● INSTRUCTIONS FOR THE TASK
Copy every line of the entries that includes the word "LEFT".

Saved entries:
==*==

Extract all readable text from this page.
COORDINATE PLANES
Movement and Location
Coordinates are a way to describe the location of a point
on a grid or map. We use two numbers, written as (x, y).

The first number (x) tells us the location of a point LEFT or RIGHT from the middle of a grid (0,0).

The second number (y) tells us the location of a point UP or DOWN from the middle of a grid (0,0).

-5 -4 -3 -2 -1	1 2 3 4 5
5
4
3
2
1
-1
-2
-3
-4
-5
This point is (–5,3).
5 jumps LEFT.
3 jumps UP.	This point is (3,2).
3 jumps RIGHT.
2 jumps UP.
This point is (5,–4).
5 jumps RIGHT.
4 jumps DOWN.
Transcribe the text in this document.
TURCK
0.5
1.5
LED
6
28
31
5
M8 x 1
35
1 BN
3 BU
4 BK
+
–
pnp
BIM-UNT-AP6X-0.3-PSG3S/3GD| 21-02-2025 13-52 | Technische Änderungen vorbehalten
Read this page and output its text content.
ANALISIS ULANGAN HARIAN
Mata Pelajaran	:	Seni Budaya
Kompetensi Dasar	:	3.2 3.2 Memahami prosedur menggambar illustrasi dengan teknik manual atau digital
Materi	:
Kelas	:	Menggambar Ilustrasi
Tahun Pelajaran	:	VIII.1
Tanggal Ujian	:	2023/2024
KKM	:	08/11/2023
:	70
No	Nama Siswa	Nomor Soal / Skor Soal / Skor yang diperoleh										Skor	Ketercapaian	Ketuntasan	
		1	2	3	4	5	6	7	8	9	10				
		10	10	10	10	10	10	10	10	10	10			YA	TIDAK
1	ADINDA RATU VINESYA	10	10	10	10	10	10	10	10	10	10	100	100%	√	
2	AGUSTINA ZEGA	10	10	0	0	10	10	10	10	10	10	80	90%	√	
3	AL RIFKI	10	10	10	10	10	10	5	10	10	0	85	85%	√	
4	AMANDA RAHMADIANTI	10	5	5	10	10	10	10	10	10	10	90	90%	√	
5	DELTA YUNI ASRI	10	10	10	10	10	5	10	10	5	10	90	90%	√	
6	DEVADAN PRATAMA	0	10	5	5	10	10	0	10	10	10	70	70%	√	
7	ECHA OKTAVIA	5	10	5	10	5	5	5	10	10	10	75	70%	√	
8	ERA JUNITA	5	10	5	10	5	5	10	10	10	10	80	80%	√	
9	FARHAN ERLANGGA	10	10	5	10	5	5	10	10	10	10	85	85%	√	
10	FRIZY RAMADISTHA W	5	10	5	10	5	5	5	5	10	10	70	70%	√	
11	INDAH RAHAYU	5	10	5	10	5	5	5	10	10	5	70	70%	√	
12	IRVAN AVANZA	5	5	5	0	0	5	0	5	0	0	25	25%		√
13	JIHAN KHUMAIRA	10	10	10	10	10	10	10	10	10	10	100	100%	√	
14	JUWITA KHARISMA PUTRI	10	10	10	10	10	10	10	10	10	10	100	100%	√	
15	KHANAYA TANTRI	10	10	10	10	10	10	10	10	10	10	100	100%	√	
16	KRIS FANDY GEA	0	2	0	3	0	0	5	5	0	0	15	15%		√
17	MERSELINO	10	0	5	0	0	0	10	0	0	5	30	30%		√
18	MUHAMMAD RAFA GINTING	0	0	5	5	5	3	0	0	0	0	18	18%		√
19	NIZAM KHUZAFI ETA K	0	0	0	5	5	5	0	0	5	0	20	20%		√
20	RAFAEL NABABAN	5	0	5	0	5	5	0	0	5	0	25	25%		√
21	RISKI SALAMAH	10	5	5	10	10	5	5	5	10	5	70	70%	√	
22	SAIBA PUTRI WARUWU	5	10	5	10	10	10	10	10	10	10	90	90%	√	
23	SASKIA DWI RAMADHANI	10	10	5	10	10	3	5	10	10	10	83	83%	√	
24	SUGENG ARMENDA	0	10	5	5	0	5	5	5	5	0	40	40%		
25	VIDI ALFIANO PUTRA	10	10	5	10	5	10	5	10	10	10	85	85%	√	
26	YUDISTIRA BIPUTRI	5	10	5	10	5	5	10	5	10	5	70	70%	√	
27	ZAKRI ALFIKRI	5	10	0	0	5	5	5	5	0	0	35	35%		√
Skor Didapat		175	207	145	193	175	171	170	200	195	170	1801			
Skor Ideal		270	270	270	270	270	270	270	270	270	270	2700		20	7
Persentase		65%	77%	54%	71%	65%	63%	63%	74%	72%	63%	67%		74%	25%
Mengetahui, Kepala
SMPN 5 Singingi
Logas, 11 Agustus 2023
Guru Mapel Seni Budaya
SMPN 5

==*==

● COMPLETE RESPONSE
The first number (x) tells us the location of a point LEFT or RIGHT from the middle of a grid (0,0).
5 jumps LEFT.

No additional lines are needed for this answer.